(Data excerpts)
····················
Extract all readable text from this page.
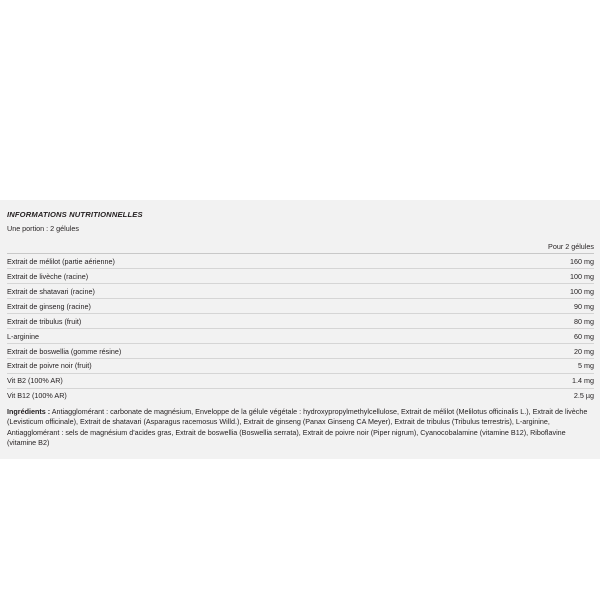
INFORMATIONS NUTRITIONNELLES
Une portion : 2 gélules
	Pour 2 gélules
Extrait de mélilot (partie aérienne)	160 mg
Extrait de livèche (racine)	100 mg
Extrait de shatavari (racine)	100 mg
Extrait de ginseng (racine)	90 mg
Extrait de tribulus (fruit)	80 mg
L-arginine	60 mg
Extrait de boswellia (gomme résine)	20 mg
Extrait de poivre noir (fruit)	5 mg
Vit B2 (100% AR)	1.4 mg
Vit B12 (100% AR)	2.5 µg

Ingrédients : Antiagglomérant : carbonate de magnésium, Enveloppe de la gélule végétale : hydroxypropylmethylcellulose, Extrait de mélilot (Melilotus officinalis L.), Extrait de livèche (Levisticum officinale), Extrait de shatavari (Asparagus racemosus Willd.), Extrait de ginseng (Panax Ginseng CA Meyer), Extrait de tribulus (Tribulus terrestris), L-arginine, Antiagglomérant : sels de magnésium d'acides gras, Extrait de boswellia (Boswellia serrata), Extrait de poivre noir (Piper nigrum), Cyanocobalamine (vitamine B12), Riboflavine (vitamine B2)
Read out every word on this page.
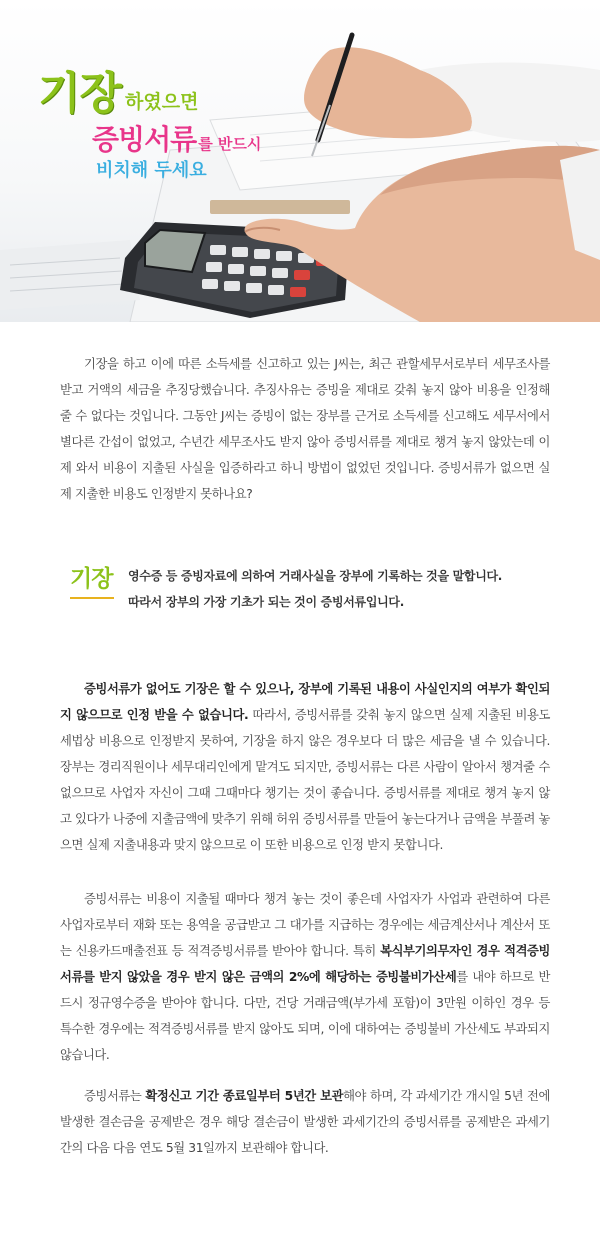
기장 하였으면
증빙서류 를 반드시
비치해 두세요

기장을 하고 이에 따른 소득세를 신고하고 있는 J씨는, 최근 관할세무서로부터 세무조사를 받고 거액의 세금을 추징당했습니다. 추징사유는 증빙을 제대로 갖춰 놓지 않아 비용을 인정해 줄 수 없다는 것입니다. 그동안 J씨는 증빙이 없는 장부를 근거로 소득세를 신고해도 세무서에서 별다른 간섭이 없었고, 수년간 세무조사도 받지 않아 증빙서류를 제대로 챙겨 놓지 않았는데 이제 와서 비용이 지출된 사실을 입증하라고 하니 방법이 없었던 것입니다. 증빙서류가 없으면 실제 지출한 비용도 인정받지 못하나요?

기장 영수증 등 증빙자료에 의하여 거래사실을 장부에 기록하는 것을 말합니다.
따라서 장부의 가장 기초가 되는 것이 증빙서류입니다.

증빙서류가 없어도 기장은 할 수 있으나, 장부에 기록된 내용이 사실인지의 여부가 확인되지 않으므로 인정 받을 수 없습니다. 따라서, 증빙서류를 갖춰 놓지 않으면 실제 지출된 비용도 세법상 비용으로 인정받지 못하여, 기장을 하지 않은 경우보다 더 많은 세금을 낼 수 있습니다. 장부는 경리직원이나 세무대리인에게 맡겨도 되지만, 증빙서류는 다른 사람이 알아서 챙겨줄 수 없으므로 사업자 자신이 그때 그때마다 챙기는 것이 좋습니다. 증빙서류를 제대로 챙겨 놓지 않고 있다가 나중에 지출금액에 맞추기 위해 허위 증빙서류를 만들어 놓는다거나 금액을 부풀려 놓으면 실제 지출내용과 맞지 않으므로 이 또한 비용으로 인정 받지 못합니다.

증빙서류는 비용이 지출될 때마다 챙겨 놓는 것이 좋은데 사업자가 사업과 관련하여 다른 사업자로부터 재화 또는 용역을 공급받고 그 대가를 지급하는 경우에는 세금계산서나 계산서 또는 신용카드매출전표 등 적격증빙서류를 받아야 합니다. 특히 복식부기의무자인 경우 적격증빙서류를 받지 않았을 경우 받지 않은 금액의 2%에 해당하는 증빙불비가산세를 내야 하므로 반드시 정규영수증을 받아야 합니다. 다만, 건당 거래금액(부가세 포함)이 3만원 이하인 경우 등 특수한 경우에는 적격증빙서류를 받지 않아도 되며, 이에 대하여는 증빙불비 가산세도 부과되지 않습니다.

증빙서류는 확정신고 기간 종료일부터 5년간 보관해야 하며, 각 과세기간 개시일 5년 전에 발생한 결손금을 공제받은 경우 해당 결손금이 발생한 과세기간의 증빙서류를 공제받은 과세기간의 다음 다음 연도 5월 31일까지 보관해야 합니다.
····················
■ **Exercise task**
Isolate the lines that hold the word "증빙서류는" and copy all of them.

■ **Answer below**
증빙서류가 없어도 기장은 할 수 있으나, 장부에 기록된 내용이 사실인지의 여부가 확인되지 않으므로 인정 받을 수 없습니다. 따라서, 증빙서류를 갖춰 놓지 않으면 실제 지출된 비용도 세법상 비용으로 인정받지 못하여, 기장을 하지 않은 경우보다 더 많은 세금을 낼 수 있습니다. 장부는 경리직원이나 세무대리인에게 맡겨도 되지만, 증빙서류는 다른 사람이 알아서 챙겨줄 수 없으므로 사업자 자신이 그때 그때마다 챙기는 것이 좋습니다. 증빙서류를 제대로 챙겨 놓지 않고 있다가 나중에 지출금액에 맞추기 위해 허위 증빙서류를 만들어 놓는다거나 금액을 부풀려 놓으면 실제 지출내용과 맞지 않으므로 이 또한 비용으로 인정 받지 못합니다.
증빙서류는 비용이 지출될 때마다 챙겨 놓는 것이 좋은데 사업자가 사업과 관련하여 다른 사업자로부터 재화 또는 용역을 공급받고 그 대가를 지급하는 경우에는 세금계산서나 계산서 또는 신용카드매출전표 등 적격증빙서류를 받아야 합니다. 특히 복식부기의무자인 경우 적격증빙서류를 받지 않았을 경우 받지 않은 금액의 2%에 해당하는 증빙불비가산세를 내야 하므로 반드시 정규영수증을 받아야 합니다. 다만, 건당 거래금액(부가세 포함)이 3만원 이하인 경우 등 특수한 경우에는 적격증빙서류를 받지 않아도 되며, 이에 대하여는 증빙불비 가산세도 부과되지 않습니다.
증빙서류는 확정신고 기간 종료일부터 5년간 보관해야 하며, 각 과세기간 개시일 5년 전에 발생한 결손금을 공제받은 경우 해당 결손금이 발생한 과세기간의 증빙서류를 공제받은 과세기간의 다음 다음 연도 5월 31일까지 보관해야 합니다.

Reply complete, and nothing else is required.